> _ASSIGNED TASK_
Out of the lines below, please list those that hold the string "start".
■ ■ ■ ■ ■
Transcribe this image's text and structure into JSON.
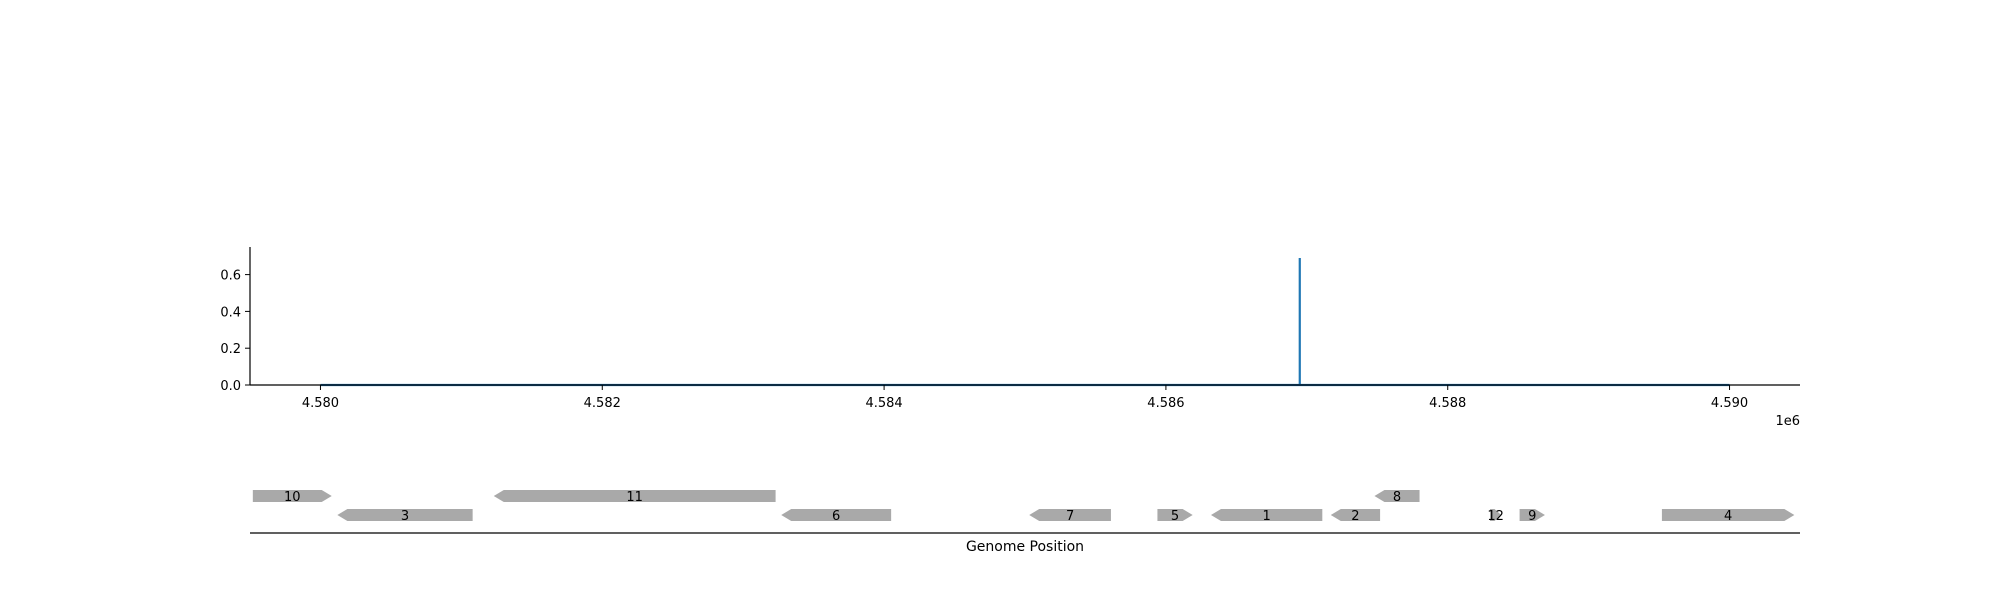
{
  "chart_data": {
    "type": "line",
    "title": "",
    "xlabel": "Genome Position",
    "ylabel": "",
    "x_offset_label": "1e6",
    "xlim": [
      4.5795,
      4.5905
    ],
    "ylim": [
      0.0,
      0.75
    ],
    "x_ticks": [
      4.58,
      4.582,
      4.584,
      4.586,
      4.588,
      4.59
    ],
    "x_tick_labels": [
      "4.580",
      "4.582",
      "4.584",
      "4.586",
      "4.588",
      "4.590"
    ],
    "y_ticks": [
      0.0,
      0.2,
      0.4,
      0.6
    ],
    "y_tick_labels": [
      "0.0",
      "0.2",
      "0.4",
      "0.6"
    ],
    "grid": false,
    "series": [
      {
        "color": "#1f77b4",
        "x": [
          4.58,
          4.58695,
          4.58695,
          4.58695,
          4.59
        ],
        "y": [
          0.0,
          0.0,
          0.69,
          0.0,
          0.0
        ]
      }
    ],
    "genes": [
      {
        "label": "10",
        "start": 4.57952,
        "end": 4.58008,
        "strand": "+",
        "row": 1
      },
      {
        "label": "3",
        "start": 4.58012,
        "end": 4.58108,
        "strand": "-",
        "row": 0
      },
      {
        "label": "11",
        "start": 4.58123,
        "end": 4.58323,
        "strand": "-",
        "row": 1
      },
      {
        "label": "6",
        "start": 4.58327,
        "end": 4.58405,
        "strand": "-",
        "row": 0
      },
      {
        "label": "7",
        "start": 4.58503,
        "end": 4.58561,
        "strand": "-",
        "row": 0
      },
      {
        "label": "5",
        "start": 4.58594,
        "end": 4.58619,
        "strand": "+",
        "row": 0
      },
      {
        "label": "1",
        "start": 4.58632,
        "end": 4.58711,
        "strand": "-",
        "row": 0
      },
      {
        "label": "2",
        "start": 4.58717,
        "end": 4.58752,
        "strand": "-",
        "row": 0
      },
      {
        "label": "8",
        "start": 4.58748,
        "end": 4.5878,
        "strand": "-",
        "row": 1
      },
      {
        "label": "12",
        "start": 4.5883,
        "end": 4.58838,
        "strand": "+",
        "row": 0
      },
      {
        "label": "9",
        "start": 4.58851,
        "end": 4.58869,
        "strand": "+",
        "row": 0
      },
      {
        "label": "4",
        "start": 4.58952,
        "end": 4.59046,
        "strand": "+",
        "row": 0
      }
    ],
    "gene_color": "#a9a9a9"
  }
}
■ ■ ■ ■ ■
> _RESULT OF THE TASK_
        "start": 4.57952,
        "start": 4.58012,
        "start": 4.58123,
        "start": 4.58327,
        "start": 4.58503,
        "start": 4.58594,
        "start": 4.58632,
        "start": 4.58717,
        "start": 4.58748,
        "start": 4.5883,
        "start": 4.58851,
        "start": 4.58952,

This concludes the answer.